SELECTED EXCERPT:
Logging should be as easy as writing a comment! Writing a log statement should not require the developer to interrogate variables and objects and manually convert them into strings. The state checking and manual conversion code tends to get duplicated.

Logahawk uses Formatters to avoid thi unnecessary tedium and make a log statement a one-line call.

For example, log4j might require this:

if ( logger.isErrorEnabled() )
    String msg = String.format("Failed to insert Employee %s in Company %s",
            emp.getId(), company.getId());
    logger.error( msg );

Logahawk would expect this:

logger.error("Failed to insert Employee %s in Company %s", emp.getId(), company.getId());

(Filtering is handled automatically by SeverityFilterLogger and formatting handled automatically by FormatterSigFormatter.

Or with custom Formatters:

logger.error("Failed to insert", emp, company);
Better Logs

Logs should provided lots of information and be easy for developers andoperators to read. Logs can be a system's heartbeat monitor, an application's autobiography, and a program's status report all in one. But far to often logs are terse and limited because writing good log statements is often too awkward to let developers naturally achieve this value.

GOAL OF THE EXERCISE: Transcribe the stretch of the Logahawk text from "Logging should be" through "a one-line call." word for word. The records that follow come from a separate source and have no connection to the Logahawk text.

INPUT DATA:
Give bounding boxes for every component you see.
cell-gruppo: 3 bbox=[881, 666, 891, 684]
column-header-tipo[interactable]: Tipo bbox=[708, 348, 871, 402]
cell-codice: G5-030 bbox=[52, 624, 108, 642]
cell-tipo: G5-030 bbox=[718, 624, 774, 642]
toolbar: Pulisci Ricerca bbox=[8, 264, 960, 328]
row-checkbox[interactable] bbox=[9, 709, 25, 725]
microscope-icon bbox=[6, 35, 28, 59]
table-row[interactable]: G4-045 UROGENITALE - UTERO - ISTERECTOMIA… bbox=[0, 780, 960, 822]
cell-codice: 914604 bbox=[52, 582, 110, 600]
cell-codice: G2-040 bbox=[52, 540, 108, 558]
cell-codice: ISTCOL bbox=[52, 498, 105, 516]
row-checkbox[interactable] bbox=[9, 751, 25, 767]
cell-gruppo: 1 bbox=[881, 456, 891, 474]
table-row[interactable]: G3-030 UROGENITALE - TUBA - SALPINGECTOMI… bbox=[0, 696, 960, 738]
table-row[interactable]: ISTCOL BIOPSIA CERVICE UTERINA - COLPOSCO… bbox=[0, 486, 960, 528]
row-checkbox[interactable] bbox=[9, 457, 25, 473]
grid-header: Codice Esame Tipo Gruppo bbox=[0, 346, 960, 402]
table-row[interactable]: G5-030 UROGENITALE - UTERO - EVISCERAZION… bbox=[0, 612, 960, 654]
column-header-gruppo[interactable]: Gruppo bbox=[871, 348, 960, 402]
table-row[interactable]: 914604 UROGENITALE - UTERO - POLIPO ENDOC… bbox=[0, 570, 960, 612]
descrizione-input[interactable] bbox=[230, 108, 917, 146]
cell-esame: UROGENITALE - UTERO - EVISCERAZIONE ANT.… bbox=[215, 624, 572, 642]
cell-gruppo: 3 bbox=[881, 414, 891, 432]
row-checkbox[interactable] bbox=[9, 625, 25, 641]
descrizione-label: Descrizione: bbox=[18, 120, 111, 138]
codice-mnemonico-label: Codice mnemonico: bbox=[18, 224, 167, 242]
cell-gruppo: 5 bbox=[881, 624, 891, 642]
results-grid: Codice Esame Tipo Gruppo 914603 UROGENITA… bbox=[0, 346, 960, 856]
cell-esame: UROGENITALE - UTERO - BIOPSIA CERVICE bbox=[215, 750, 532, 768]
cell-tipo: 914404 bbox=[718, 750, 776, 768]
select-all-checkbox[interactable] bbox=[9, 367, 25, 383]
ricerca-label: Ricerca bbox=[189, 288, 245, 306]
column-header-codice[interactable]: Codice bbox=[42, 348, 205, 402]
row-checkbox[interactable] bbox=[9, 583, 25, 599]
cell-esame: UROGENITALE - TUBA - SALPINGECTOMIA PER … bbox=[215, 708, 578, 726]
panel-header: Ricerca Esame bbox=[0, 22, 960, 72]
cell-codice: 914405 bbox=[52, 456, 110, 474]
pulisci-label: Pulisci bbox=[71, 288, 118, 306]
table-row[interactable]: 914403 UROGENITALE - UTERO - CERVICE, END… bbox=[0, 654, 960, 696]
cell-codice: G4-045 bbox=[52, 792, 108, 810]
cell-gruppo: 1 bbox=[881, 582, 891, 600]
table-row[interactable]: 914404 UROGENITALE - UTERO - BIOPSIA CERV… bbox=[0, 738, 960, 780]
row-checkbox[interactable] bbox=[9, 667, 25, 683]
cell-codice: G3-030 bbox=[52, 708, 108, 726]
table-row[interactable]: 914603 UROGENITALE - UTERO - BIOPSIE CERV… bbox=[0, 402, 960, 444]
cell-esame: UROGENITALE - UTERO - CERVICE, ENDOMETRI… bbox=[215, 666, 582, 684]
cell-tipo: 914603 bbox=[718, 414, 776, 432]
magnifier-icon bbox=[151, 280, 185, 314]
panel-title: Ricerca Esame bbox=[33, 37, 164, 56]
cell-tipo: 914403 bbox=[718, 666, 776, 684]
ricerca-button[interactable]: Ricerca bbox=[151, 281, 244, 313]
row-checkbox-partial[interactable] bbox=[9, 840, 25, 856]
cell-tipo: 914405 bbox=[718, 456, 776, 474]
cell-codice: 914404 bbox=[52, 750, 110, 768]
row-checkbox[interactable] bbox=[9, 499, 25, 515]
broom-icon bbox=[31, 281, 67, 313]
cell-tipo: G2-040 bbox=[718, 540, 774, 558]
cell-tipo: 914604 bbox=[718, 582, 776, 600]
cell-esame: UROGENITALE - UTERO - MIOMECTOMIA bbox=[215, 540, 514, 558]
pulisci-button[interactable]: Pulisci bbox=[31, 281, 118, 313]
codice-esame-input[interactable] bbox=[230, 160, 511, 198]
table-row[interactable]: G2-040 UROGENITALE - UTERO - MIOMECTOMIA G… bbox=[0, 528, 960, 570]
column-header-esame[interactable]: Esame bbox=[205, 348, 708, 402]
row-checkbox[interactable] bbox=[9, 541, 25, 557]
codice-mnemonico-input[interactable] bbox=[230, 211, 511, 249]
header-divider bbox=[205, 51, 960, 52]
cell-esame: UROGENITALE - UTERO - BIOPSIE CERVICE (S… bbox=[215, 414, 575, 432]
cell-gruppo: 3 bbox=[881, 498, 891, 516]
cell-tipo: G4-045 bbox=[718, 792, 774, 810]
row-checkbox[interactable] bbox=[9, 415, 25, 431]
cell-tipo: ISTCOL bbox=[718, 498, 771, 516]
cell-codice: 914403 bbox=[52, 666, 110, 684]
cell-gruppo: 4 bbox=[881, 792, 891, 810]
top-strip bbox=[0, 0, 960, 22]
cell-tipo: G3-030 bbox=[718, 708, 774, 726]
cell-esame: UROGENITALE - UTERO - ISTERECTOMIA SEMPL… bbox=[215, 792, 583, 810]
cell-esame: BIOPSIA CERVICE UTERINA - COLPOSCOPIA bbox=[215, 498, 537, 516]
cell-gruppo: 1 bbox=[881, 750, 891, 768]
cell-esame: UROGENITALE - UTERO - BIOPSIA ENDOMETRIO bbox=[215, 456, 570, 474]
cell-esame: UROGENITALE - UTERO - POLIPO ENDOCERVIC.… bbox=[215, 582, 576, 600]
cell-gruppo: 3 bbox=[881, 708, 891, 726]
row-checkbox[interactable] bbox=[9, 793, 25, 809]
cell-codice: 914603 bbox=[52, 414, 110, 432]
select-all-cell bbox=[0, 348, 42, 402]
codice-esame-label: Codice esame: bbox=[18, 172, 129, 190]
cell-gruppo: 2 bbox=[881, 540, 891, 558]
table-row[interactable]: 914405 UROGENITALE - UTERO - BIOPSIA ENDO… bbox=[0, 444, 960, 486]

RESPONSE TO THIS TASK:
Logging should be as easy as writing a comment! Writing a log statement should not require the developer to interrogate variables and objects and manually convert them into strings. The state checking and manual conversion code tends to get duplicated.

Logahawk uses Formatters to avoid thi unnecessary tedium and make a log statement a one-line call.